> **WHAT YOU SHOULD DO**
Print all records exactly, leaving nothing out.

> **RECORDS FOR THE TASK**
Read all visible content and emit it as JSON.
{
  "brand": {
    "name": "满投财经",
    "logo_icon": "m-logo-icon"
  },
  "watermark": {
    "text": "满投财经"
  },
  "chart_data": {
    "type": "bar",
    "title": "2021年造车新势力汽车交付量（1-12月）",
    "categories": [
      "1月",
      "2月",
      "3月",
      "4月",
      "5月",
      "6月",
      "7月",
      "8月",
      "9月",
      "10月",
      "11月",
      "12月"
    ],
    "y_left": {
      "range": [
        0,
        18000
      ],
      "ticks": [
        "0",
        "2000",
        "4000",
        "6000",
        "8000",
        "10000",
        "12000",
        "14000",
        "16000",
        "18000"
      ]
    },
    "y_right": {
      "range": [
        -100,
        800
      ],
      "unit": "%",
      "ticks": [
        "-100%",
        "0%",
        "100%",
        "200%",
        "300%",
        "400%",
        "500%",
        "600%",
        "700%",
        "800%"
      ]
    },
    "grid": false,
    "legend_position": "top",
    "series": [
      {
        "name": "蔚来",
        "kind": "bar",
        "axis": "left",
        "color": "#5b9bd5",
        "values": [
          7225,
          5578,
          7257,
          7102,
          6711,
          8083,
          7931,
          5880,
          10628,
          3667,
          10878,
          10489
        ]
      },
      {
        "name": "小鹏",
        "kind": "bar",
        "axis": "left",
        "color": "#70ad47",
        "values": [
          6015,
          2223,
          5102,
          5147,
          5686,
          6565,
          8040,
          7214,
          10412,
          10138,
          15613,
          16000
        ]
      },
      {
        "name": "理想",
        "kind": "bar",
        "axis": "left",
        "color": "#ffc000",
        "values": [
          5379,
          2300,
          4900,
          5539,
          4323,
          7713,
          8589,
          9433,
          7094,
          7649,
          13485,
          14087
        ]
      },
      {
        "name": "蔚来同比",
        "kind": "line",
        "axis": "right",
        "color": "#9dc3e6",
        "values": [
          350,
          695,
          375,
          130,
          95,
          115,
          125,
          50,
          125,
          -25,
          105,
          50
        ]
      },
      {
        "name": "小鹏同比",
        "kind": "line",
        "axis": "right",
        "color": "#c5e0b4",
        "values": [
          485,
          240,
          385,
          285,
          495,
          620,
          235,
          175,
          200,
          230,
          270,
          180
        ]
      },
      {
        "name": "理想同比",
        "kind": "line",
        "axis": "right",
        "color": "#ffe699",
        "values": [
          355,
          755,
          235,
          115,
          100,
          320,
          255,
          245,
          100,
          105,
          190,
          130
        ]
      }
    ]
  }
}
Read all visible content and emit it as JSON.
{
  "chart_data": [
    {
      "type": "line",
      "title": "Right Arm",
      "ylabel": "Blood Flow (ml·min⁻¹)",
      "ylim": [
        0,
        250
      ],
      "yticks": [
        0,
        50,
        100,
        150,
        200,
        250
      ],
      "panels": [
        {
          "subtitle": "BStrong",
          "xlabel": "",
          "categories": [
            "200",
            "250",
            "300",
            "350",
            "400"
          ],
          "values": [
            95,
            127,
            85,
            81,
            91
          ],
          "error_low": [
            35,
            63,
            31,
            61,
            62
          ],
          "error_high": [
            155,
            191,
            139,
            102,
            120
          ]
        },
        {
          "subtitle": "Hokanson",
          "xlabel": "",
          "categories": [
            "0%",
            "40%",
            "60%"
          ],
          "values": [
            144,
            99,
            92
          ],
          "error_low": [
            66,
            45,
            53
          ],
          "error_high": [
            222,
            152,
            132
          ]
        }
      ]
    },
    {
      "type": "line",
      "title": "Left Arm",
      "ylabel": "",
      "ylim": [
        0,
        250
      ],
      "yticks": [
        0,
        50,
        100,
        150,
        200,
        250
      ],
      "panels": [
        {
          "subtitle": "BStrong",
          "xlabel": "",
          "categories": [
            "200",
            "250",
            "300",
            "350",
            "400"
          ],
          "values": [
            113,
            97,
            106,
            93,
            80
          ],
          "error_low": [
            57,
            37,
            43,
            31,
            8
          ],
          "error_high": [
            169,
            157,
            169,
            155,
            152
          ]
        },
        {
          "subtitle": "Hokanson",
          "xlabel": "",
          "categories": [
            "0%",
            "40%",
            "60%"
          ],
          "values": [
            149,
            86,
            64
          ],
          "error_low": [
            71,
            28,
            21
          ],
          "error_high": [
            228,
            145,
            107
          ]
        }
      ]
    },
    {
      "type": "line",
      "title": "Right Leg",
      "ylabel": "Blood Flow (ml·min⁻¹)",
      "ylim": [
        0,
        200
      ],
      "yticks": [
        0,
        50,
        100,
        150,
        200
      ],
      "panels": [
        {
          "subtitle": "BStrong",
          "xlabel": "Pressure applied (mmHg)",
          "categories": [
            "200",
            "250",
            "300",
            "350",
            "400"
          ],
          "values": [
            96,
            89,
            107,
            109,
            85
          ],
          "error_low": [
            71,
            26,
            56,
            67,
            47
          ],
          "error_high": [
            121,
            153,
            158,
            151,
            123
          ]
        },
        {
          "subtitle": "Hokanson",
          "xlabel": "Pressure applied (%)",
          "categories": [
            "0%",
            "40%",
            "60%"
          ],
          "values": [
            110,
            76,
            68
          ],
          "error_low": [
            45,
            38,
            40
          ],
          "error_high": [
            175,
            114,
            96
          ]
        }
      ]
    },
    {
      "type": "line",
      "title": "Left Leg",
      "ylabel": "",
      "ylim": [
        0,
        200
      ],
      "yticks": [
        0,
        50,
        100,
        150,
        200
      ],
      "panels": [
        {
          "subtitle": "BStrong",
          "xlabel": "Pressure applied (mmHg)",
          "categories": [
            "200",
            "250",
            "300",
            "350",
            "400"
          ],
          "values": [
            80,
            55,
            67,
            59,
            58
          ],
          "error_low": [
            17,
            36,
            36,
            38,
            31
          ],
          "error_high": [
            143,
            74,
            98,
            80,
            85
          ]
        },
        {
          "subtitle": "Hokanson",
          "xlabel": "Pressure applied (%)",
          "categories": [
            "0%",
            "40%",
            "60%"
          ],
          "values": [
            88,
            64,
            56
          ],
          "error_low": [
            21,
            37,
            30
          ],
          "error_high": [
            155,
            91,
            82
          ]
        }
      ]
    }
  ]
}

> **ANSWER BELOW**
Read all visible content and emit it as JSON.
{
  "brand": {
    "name": "满投财经",
    "logo_icon": "m-logo-icon"
  },
  "watermark": {
    "text": "满投财经"
  },
  "chart_data": {
    "type": "bar",
    "title": "2021年造车新势力汽车交付量（1-12月）",
    "categories": [
      "1月",
      "2月",
      "3月",
      "4月",
      "5月",
      "6月",
      "7月",
      "8月",
      "9月",
      "10月",
      "11月",
      "12月"
    ],
    "y_left": {
      "range": [
        0,
        18000
      ],
      "ticks": [
        "0",
        "2000",
        "4000",
        "6000",
        "8000",
        "10000",
        "12000",
        "14000",
        "16000",
        "18000"
      ]
    },
    "y_right": {
      "range": [
        -100,
        800
      ],
      "unit": "%",
      "ticks": [
        "-100%",
        "0%",
        "100%",
        "200%",
        "300%",
        "400%",
        "500%",
        "600%",
        "700%",
        "800%"
      ]
    },
    "grid": false,
    "legend_position": "top",
    "series": [
      {
        "name": "蔚来",
        "kind": "bar",
        "axis": "left",
        "color": "#5b9bd5",
        "values": [
          7225,
          5578,
          7257,
          7102,
          6711,
          8083,
          7931,
          5880,
          10628,
          3667,
          10878,
          10489
        ]
      },
      {
        "name": "小鹏",
        "kind": "bar",
        "axis": "left",
        "color": "#70ad47",
        "values": [
          6015,
          2223,
          5102,
          5147,
          5686,
          6565,
          8040,
          7214,
          10412,
          10138,
          15613,
          16000
        ]
      },
      {
        "name": "理想",
        "kind": "bar",
        "axis": "left",
        "color": "#ffc000",
        "values": [
          5379,
          2300,
          4900,
          5539,
          4323,
          7713,
          8589,
          9433,
          7094,
          7649,
          13485,
          14087
        ]
      },
      {
        "name": "蔚来同比",
        "kind": "line",
        "axis": "right",
        "color": "#9dc3e6",
        "values": [
          350,
          695,
          375,
          130,
          95,
          115,
          125,
          50,
          125,
          -25,
          105,
          50
        ]
      },
      {
        "name": "小鹏同比",
        "kind": "line",
        "axis": "right",
        "color": "#c5e0b4",
        "values": [
          485,
          240,
          385,
          285,
          495,
          620,
          235,
          175,
          200,
          230,
          270,
          180
        ]
      },
      {
        "name": "理想同比",
        "kind": "line",
        "axis": "right",
        "color": "#ffe699",
        "values": [
          355,
          755,
          235,
          115,
          100,
          320,
          255,
          245,
          100,
          105,
          190,
          130
        ]
      }
    ]
  }
}
Read all visible content and emit it as JSON.
{
  "chart_data": [
    {
      "type": "line",
      "title": "Right Arm",
      "ylabel": "Blood Flow (ml·min⁻¹)",
      "ylim": [
        0,
        250
      ],
      "yticks": [
        0,
        50,
        100,
        150,
        200,
        250
      ],
      "panels": [
        {
          "subtitle": "BStrong",
          "xlabel": "",
          "categories": [
            "200",
            "250",
            "300",
            "350",
            "400"
          ],
          "values": [
            95,
            127,
            85,
            81,
            91
          ],
          "error_low": [
            35,
            63,
            31,
            61,
            62
          ],
          "error_high": [
            155,
            191,
            139,
            102,
            120
          ]
        },
        {
          "subtitle": "Hokanson",
          "xlabel": "",
          "categories": [
            "0%",
            "40%",
            "60%"
          ],
          "values": [
            144,
            99,
            92
          ],
          "error_low": [
            66,
            45,
            53
          ],
          "error_high": [
            222,
            152,
            132
          ]
        }
      ]
    },
    {
      "type": "line",
      "title": "Left Arm",
      "ylabel": "",
      "ylim": [
        0,
        250
      ],
      "yticks": [
        0,
        50,
        100,
        150,
        200,
        250
      ],
      "panels": [
        {
          "subtitle": "BStrong",
          "xlabel": "",
          "categories": [
            "200",
            "250",
            "300",
            "350",
            "400"
          ],
          "values": [
            113,
            97,
            106,
            93,
            80
          ],
          "error_low": [
            57,
            37,
            43,
            31,
            8
          ],
          "error_high": [
            169,
            157,
            169,
            155,
            152
          ]
        },
        {
          "subtitle": "Hokanson",
          "xlabel": "",
          "categories": [
            "0%",
            "40%",
            "60%"
          ],
          "values": [
            149,
            86,
            64
          ],
          "error_low": [
            71,
            28,
            21
          ],
          "error_high": [
            228,
            145,
            107
          ]
        }
      ]
    },
    {
      "type": "line",
      "title": "Right Leg",
      "ylabel": "Blood Flow (ml·min⁻¹)",
      "ylim": [
        0,
        200
      ],
      "yticks": [
        0,
        50,
        100,
        150,
        200
      ],
      "panels": [
        {
          "subtitle": "BStrong",
          "xlabel": "Pressure applied (mmHg)",
          "categories": [
            "200",
            "250",
            "300",
            "350",
            "400"
          ],
          "values": [
            96,
            89,
            107,
            109,
            85
          ],
          "error_low": [
            71,
            26,
            56,
            67,
            47
          ],
          "error_high": [
            121,
            153,
            158,
            151,
            123
          ]
        },
        {
          "subtitle": "Hokanson",
          "xlabel": "Pressure applied (%)",
          "categories": [
            "0%",
            "40%",
            "60%"
          ],
          "values": [
            110,
            76,
            68
          ],
          "error_low": [
            45,
            38,
            40
          ],
          "error_high": [
            175,
            114,
            96
          ]
        }
      ]
    },
    {
      "type": "line",
      "title": "Left Leg",
      "ylabel": "",
      "ylim": [
        0,
        200
      ],
      "yticks": [
        0,
        50,
        100,
        150,
        200
      ],
      "panels": [
        {
          "subtitle": "BStrong",
          "xlabel": "Pressure applied (mmHg)",
          "categories": [
            "200",
            "250",
            "300",
            "350",
            "400"
          ],
          "values": [
            80,
            55,
            67,
            59,
            58
          ],
          "error_low": [
            17,
            36,
            36,
            38,
            31
          ],
          "error_high": [
            143,
            74,
            98,
            80,
            85
          ]
        },
        {
          "subtitle": "Hokanson",
          "xlabel": "Pressure applied (%)",
          "categories": [
            "0%",
            "40%",
            "60%"
          ],
          "values": [
            88,
            64,
            56
          ],
          "error_low": [
            21,
            37,
            30
          ],
          "error_high": [
            155,
            91,
            82
          ]
        }
      ]
    }
  ]
}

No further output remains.